[EXERCISE]
Pictures do not belong in your copy. Repeat all the other data exactly.

#### PROVIDED INFORMATION

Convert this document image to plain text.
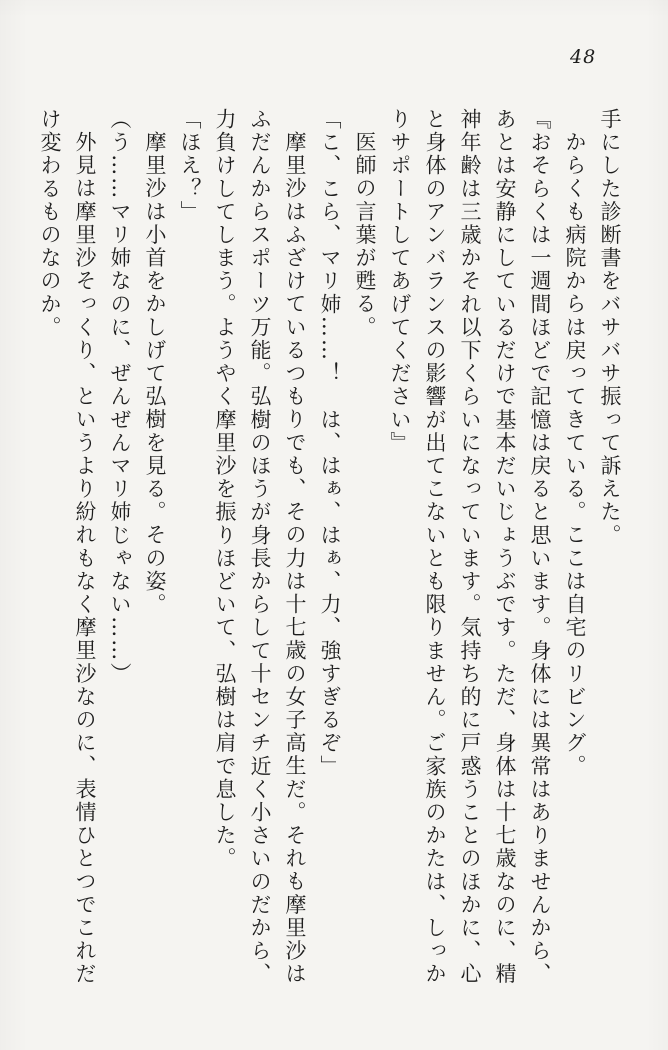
48

手にした診断書をバサバサ振って訴えた。

からくも病院からは戻ってきている。ここは自宅のリビング。

『おそらくは一週間ほどで記憶は戻ると思います。身体には異常はありませんから、あとは安静にしているだけで基本だいじょうぶです。ただ、身体は十七歳なのに、精神年齢は三歳かそれ以下くらいになっています。気持ち的に戸惑うことのほかに、心と身体のアンバランスの影響が出てこないとも限りません。ご家族のかたは、しっかりサポートしてあげてください』

医師の言葉が甦る。

「こ、こら、マリ姉……！　は、はぁ、はぁ、力、強すぎるぞ」

摩里沙はふざけているつもりでも、その力は十七歳の女子高生だ。それも摩里沙はふだんからスポーツ万能。弘樹のほうが身長からして十センチ近く小さいのだから、力負けしてしまう。ようやく摩里沙を振りほどいて、弘樹は肩で息した。

「ほえ？」

摩里沙は小首をかしげて弘樹を見る。その姿。

（う……マリ姉なのに、ぜんぜんマリ姉じゃない……）

外見は摩里沙そっくり、というより紛れもなく摩里沙なのに、表情ひとつでこれだけ変わるものなのか。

########

[RESULT BELOW]
Convert this document image to plain text.
48

手にした診断書をバサバサ振って訴えた。

からくも病院からは戻ってきている。ここは自宅のリビング。

『おそらくは一週間ほどで記憶は戻ると思います。身体には異常はありませんから、あとは安静にしているだけで基本だいじょうぶです。ただ、身体は十七歳なのに、精神年齢は三歳かそれ以下くらいになっています。気持ち的に戸惑うことのほかに、心と身体のアンバランスの影響が出てこないとも限りません。ご家族のかたは、しっかりサポートしてあげてください』

医師の言葉が甦る。

「こ、こら、マリ姉……！　は、はぁ、はぁ、力、強すぎるぞ」

摩里沙はふざけているつもりでも、その力は十七歳の女子高生だ。それも摩里沙はふだんからスポーツ万能。弘樹のほうが身長からして十センチ近く小さいのだから、力負けしてしまう。ようやく摩里沙を振りほどいて、弘樹は肩で息した。

「ほえ？」

摩里沙は小首をかしげて弘樹を見る。その姿。

（う……マリ姉なのに、ぜんぜんマリ姉じゃない……）

外見は摩里沙そっくり、というより紛れもなく摩里沙なのに、表情ひとつでこれだけ変わるものなのか。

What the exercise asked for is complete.